- **Selected excerpt**:
»»

STAND-TO! Edition: Tuesday March 25, 2014

Today's Focus:

Reserve Component Mobilization Operations

What is it?

Clearly defined mobilization operations for Mission Force Pool, comprised of mostly active component forces, and Rotational Force Pool - Deploying (RFP-D) units, includes reserve component (RC) forces, are established to ensure a consistent, efficient and unified mobilization process for all deploying Army forces. Mobilization actions begin with the unit notification of sourcing (NOS) and continue until forces board transportation to the theater of operations. First Army is U.S. Army Forces Command (FORSCOM)'s executing agent for the mobilization, training and deployment of RC RFP-D forces.

What has the Army done?

Beginning in 2006, the Army integrated the RC RFP-D pre- and post-mobilization training to meet the 12-month mobilization and the nine month boots-on-the-ground deployment policies. Prior to NOS (18-24 months before the mobilization date), RC units focus training on mission essential task lists.

After NOS occurs, First Army training focuses on combatant command (COCOM) requirements for a specific mission including pre-mobilization training (individual, MOS and branch specific training) and post-mobilization training (higher level collective training and unit proficiencies).

RC units attend a joint assessment to confirm training requirements, resource equipment, coordinate with deployment enablers and develop a unit training plan (UTP) to synchronize the entire mobilization process. The UTP, manning, event, milestone and equipping plans form the unit's Deployment Readiness Plan (DRP).

««

- **Dataset entries**:
»»

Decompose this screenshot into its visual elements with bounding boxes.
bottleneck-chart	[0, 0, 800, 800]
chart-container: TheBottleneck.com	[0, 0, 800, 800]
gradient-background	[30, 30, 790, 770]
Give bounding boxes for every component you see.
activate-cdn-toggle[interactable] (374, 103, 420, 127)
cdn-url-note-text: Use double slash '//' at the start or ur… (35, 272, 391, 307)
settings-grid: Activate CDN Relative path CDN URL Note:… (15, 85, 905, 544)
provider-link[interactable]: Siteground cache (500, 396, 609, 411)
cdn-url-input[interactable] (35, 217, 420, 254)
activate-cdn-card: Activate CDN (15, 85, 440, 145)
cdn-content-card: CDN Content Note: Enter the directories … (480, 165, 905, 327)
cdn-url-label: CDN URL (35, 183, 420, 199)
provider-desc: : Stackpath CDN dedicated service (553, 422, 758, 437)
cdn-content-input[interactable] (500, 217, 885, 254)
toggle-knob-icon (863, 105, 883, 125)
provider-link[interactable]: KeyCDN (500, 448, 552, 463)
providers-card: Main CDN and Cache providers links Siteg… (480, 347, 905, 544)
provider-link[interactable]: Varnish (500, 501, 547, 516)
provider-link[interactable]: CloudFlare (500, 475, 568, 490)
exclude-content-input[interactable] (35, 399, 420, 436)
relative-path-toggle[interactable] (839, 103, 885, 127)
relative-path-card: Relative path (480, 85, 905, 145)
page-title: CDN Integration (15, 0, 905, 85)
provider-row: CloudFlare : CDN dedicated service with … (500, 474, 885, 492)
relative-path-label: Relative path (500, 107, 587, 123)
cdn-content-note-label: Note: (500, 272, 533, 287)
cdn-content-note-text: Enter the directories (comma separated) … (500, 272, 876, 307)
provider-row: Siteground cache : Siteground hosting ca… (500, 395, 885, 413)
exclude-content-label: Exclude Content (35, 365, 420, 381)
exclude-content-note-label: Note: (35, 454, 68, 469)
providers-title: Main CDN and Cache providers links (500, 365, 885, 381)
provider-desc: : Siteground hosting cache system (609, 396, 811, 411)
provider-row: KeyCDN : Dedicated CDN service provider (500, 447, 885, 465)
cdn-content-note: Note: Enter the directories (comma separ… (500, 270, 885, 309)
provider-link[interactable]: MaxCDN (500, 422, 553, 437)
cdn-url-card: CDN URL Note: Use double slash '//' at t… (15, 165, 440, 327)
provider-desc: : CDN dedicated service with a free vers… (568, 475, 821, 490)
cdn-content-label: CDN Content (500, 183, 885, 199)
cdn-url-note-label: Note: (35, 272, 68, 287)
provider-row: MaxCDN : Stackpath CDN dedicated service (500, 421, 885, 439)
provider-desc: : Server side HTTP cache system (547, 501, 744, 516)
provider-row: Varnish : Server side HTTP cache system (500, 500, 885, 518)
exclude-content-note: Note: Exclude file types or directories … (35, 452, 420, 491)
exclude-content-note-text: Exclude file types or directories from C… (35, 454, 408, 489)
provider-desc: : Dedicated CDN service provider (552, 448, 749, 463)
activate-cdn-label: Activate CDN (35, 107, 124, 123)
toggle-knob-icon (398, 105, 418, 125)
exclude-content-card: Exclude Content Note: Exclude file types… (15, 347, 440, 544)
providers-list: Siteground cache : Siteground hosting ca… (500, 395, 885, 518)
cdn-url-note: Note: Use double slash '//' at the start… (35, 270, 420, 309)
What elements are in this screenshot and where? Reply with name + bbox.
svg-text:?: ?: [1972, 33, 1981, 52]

««

- **Task instructions**:
A. In the Stand-To! text, which organization is FORSCOM's executing agent for mobilizing, training and deploying RC RFP-D forces?
B. Duplicate everything in the Stand-To! text from "Beginning in 2006, the" down to "essential task lists.".

- **Problem solutions**:
A. First Army

B.
Beginning in 2006, the Army integrated the RC RFP-D pre- and post-mobilization training to meet the 12-month mobilization and the nine month boots-on-the-ground deployment policies. Prior to NOS (18-24 months before the mobilization date), RC units focus training on mission essential task lists.